— What is needed —
Can you output the records below exactly as they are written?

Stored items:
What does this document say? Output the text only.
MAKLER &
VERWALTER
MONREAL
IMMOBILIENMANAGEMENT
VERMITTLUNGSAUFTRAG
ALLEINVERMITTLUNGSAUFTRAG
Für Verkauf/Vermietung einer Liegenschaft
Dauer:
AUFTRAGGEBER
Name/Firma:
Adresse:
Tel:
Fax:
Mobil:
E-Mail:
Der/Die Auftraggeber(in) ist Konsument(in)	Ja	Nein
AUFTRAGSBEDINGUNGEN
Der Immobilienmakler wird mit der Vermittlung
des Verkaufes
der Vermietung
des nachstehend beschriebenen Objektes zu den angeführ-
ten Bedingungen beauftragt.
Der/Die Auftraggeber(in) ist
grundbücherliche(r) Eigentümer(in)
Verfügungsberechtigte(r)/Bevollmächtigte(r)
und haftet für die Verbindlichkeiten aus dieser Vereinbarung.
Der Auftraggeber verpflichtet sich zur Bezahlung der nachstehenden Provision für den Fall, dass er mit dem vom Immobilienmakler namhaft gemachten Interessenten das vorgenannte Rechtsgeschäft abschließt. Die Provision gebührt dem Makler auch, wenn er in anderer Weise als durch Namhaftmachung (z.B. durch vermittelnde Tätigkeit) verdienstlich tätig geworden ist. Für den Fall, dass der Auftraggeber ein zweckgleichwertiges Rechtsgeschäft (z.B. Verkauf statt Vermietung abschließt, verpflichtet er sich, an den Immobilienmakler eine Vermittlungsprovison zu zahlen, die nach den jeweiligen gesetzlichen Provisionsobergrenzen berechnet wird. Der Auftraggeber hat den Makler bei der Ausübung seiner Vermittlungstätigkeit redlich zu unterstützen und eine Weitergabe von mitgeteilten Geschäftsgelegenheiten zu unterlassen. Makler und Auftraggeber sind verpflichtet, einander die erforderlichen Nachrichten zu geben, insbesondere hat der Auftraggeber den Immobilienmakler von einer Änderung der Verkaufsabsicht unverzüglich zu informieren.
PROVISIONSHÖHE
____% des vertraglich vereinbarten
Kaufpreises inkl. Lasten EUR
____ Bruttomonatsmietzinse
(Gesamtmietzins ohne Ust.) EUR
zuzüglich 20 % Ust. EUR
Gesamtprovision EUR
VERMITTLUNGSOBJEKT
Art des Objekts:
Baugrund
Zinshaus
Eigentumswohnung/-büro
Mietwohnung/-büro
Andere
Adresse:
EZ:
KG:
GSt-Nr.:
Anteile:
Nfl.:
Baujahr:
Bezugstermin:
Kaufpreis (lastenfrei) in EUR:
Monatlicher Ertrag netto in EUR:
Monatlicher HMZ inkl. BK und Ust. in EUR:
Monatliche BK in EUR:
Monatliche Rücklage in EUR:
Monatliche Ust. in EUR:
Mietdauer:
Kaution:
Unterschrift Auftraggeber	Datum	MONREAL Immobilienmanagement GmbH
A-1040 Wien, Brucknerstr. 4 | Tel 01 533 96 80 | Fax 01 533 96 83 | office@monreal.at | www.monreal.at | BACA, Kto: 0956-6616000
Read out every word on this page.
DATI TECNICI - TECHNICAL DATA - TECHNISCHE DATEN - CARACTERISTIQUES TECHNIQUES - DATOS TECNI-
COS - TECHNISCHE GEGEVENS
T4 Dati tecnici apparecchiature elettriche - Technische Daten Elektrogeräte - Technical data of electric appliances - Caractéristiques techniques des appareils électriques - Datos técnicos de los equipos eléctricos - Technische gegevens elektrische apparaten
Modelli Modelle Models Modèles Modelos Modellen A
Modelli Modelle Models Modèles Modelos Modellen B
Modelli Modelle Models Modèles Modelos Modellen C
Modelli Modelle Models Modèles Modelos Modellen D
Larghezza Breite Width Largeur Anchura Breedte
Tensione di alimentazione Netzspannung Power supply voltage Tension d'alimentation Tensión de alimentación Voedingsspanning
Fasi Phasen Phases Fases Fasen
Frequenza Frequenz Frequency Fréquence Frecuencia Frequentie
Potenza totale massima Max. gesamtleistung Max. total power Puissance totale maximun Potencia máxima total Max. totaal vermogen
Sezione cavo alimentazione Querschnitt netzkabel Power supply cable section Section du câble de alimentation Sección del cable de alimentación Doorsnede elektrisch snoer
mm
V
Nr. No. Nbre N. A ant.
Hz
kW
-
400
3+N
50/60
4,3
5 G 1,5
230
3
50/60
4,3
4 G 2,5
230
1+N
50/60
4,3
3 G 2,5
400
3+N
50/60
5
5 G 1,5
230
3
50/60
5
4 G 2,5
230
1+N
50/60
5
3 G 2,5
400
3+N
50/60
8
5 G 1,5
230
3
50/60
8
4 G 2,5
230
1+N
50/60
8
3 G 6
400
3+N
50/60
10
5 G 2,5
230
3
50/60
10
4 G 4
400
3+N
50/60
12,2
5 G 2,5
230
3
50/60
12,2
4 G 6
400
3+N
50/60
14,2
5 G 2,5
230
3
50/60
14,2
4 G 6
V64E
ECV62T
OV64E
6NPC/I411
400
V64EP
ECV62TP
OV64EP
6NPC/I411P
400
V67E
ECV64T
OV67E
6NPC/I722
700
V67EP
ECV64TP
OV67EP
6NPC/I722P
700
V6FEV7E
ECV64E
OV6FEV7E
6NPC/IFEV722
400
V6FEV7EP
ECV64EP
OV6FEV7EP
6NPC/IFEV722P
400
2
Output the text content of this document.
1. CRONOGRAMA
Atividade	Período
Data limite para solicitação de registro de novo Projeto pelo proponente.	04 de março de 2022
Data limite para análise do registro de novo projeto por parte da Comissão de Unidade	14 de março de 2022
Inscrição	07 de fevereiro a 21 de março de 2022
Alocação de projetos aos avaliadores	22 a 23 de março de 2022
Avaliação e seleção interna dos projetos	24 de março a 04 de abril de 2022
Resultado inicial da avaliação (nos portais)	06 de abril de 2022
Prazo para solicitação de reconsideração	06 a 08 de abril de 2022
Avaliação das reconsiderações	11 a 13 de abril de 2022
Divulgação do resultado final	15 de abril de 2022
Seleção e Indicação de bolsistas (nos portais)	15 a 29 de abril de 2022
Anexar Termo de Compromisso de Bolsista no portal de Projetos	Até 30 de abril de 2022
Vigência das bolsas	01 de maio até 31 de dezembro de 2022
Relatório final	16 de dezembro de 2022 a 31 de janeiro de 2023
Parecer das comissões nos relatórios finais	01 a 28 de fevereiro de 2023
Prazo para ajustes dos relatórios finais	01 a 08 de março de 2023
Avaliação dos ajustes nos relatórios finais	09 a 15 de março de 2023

— Expected answer —
What does this document say? Output the text only.
MAKLER &
VERWALTER
MONREAL
IMMOBILIENMANAGEMENT
VERMITTLUNGSAUFTRAG
ALLEINVERMITTLUNGSAUFTRAG
Für Verkauf/Vermietung einer Liegenschaft
Dauer:
AUFTRAGGEBER
Name/Firma:
Adresse:
Tel:
Fax:
Mobil:
E-Mail:
Der/Die Auftraggeber(in) ist Konsument(in)	Ja	Nein
AUFTRAGSBEDINGUNGEN
Der Immobilienmakler wird mit der Vermittlung
des Verkaufes
der Vermietung
des nachstehend beschriebenen Objektes zu den angeführ-
ten Bedingungen beauftragt.
Der/Die Auftraggeber(in) ist
grundbücherliche(r) Eigentümer(in)
Verfügungsberechtigte(r)/Bevollmächtigte(r)
und haftet für die Verbindlichkeiten aus dieser Vereinbarung.
Der Auftraggeber verpflichtet sich zur Bezahlung der nachstehenden Provision für den Fall, dass er mit dem vom Immobilienmakler namhaft gemachten Interessenten das vorgenannte Rechtsgeschäft abschließt. Die Provision gebührt dem Makler auch, wenn er in anderer Weise als durch Namhaftmachung (z.B. durch vermittelnde Tätigkeit) verdienstlich tätig geworden ist. Für den Fall, dass der Auftraggeber ein zweckgleichwertiges Rechtsgeschäft (z.B. Verkauf statt Vermietung abschließt, verpflichtet er sich, an den Immobilienmakler eine Vermittlungsprovison zu zahlen, die nach den jeweiligen gesetzlichen Provisionsobergrenzen berechnet wird. Der Auftraggeber hat den Makler bei der Ausübung seiner Vermittlungstätigkeit redlich zu unterstützen und eine Weitergabe von mitgeteilten Geschäftsgelegenheiten zu unterlassen. Makler und Auftraggeber sind verpflichtet, einander die erforderlichen Nachrichten zu geben, insbesondere hat der Auftraggeber den Immobilienmakler von einer Änderung der Verkaufsabsicht unverzüglich zu informieren.
PROVISIONSHÖHE
____% des vertraglich vereinbarten
Kaufpreises inkl. Lasten EUR
____ Bruttomonatsmietzinse
(Gesamtmietzins ohne Ust.) EUR
zuzüglich 20 % Ust. EUR
Gesamtprovision EUR
VERMITTLUNGSOBJEKT
Art des Objekts:
Baugrund
Zinshaus
Eigentumswohnung/-büro
Mietwohnung/-büro
Andere
Adresse:
EZ:
KG:
GSt-Nr.:
Anteile:
Nfl.:
Baujahr:
Bezugstermin:
Kaufpreis (lastenfrei) in EUR:
Monatlicher Ertrag netto in EUR:
Monatlicher HMZ inkl. BK und Ust. in EUR:
Monatliche BK in EUR:
Monatliche Rücklage in EUR:
Monatliche Ust. in EUR:
Mietdauer:
Kaution:
Unterschrift Auftraggeber	Datum	MONREAL Immobilienmanagement GmbH
A-1040 Wien, Brucknerstr. 4 | Tel 01 533 96 80 | Fax 01 533 96 83 | office@monreal.at | www.monreal.at | BACA, Kto: 0956-6616000
Read out every word on this page.
DATI TECNICI - TECHNICAL DATA - TECHNISCHE DATEN - CARACTERISTIQUES TECHNIQUES - DATOS TECNI-
COS - TECHNISCHE GEGEVENS
T4 Dati tecnici apparecchiature elettriche - Technische Daten Elektrogeräte - Technical data of electric appliances - Caractéristiques techniques des appareils électriques - Datos técnicos de los equipos eléctricos - Technische gegevens elektrische apparaten
Modelli Modelle Models Modèles Modelos Modellen A
Modelli Modelle Models Modèles Modelos Modellen B
Modelli Modelle Models Modèles Modelos Modellen C
Modelli Modelle Models Modèles Modelos Modellen D
Larghezza Breite Width Largeur Anchura Breedte
Tensione di alimentazione Netzspannung Power supply voltage Tension d'alimentation Tensión de alimentación Voedingsspanning
Fasi Phasen Phases Fases Fasen
Frequenza Frequenz Frequency Fréquence Frecuencia Frequentie
Potenza totale massima Max. gesamtleistung Max. total power Puissance totale maximun Potencia máxima total Max. totaal vermogen
Sezione cavo alimentazione Querschnitt netzkabel Power supply cable section Section du câble de alimentation Sección del cable de alimentación Doorsnede elektrisch snoer
mm
V
Nr. No. Nbre N. A ant.
Hz
kW
-
400
3+N
50/60
4,3
5 G 1,5
230
3
50/60
4,3
4 G 2,5
230
1+N
50/60
4,3
3 G 2,5
400
3+N
50/60
5
5 G 1,5
230
3
50/60
5
4 G 2,5
230
1+N
50/60
5
3 G 2,5
400
3+N
50/60
8
5 G 1,5
230
3
50/60
8
4 G 2,5
230
1+N
50/60
8
3 G 6
400
3+N
50/60
10
5 G 2,5
230
3
50/60
10
4 G 4
400
3+N
50/60
12,2
5 G 2,5
230
3
50/60
12,2
4 G 6
400
3+N
50/60
14,2
5 G 2,5
230
3
50/60
14,2
4 G 6
V64E
ECV62T
OV64E
6NPC/I411
400
V64EP
ECV62TP
OV64EP
6NPC/I411P
400
V67E
ECV64T
OV67E
6NPC/I722
700
V67EP
ECV64TP
OV67EP
6NPC/I722P
700
V6FEV7E
ECV64E
OV6FEV7E
6NPC/IFEV722
400
V6FEV7EP
ECV64EP
OV6FEV7EP
6NPC/IFEV722P
400
2
Output the text content of this document.
1. CRONOGRAMA
Atividade	Período
Data limite para solicitação de registro de novo Projeto pelo proponente.	04 de março de 2022
Data limite para análise do registro de novo projeto por parte da Comissão de Unidade	14 de março de 2022
Inscrição	07 de fevereiro a 21 de março de 2022
Alocação de projetos aos avaliadores	22 a 23 de março de 2022
Avaliação e seleção interna dos projetos	24 de março a 04 de abril de 2022
Resultado inicial da avaliação (nos portais)	06 de abril de 2022
Prazo para solicitação de reconsideração	06 a 08 de abril de 2022
Avaliação das reconsiderações	11 a 13 de abril de 2022
Divulgação do resultado final	15 de abril de 2022
Seleção e Indicação de bolsistas (nos portais)	15 a 29 de abril de 2022
Anexar Termo de Compromisso de Bolsista no portal de Projetos	Até 30 de abril de 2022
Vigência das bolsas	01 de maio até 31 de dezembro de 2022
Relatório final	16 de dezembro de 2022 a 31 de janeiro de 2023
Parecer das comissões nos relatórios finais	01 a 28 de fevereiro de 2023
Prazo para ajustes dos relatórios finais	01 a 08 de março de 2023
Avaliação dos ajustes nos relatórios finais	09 a 15 de março de 2023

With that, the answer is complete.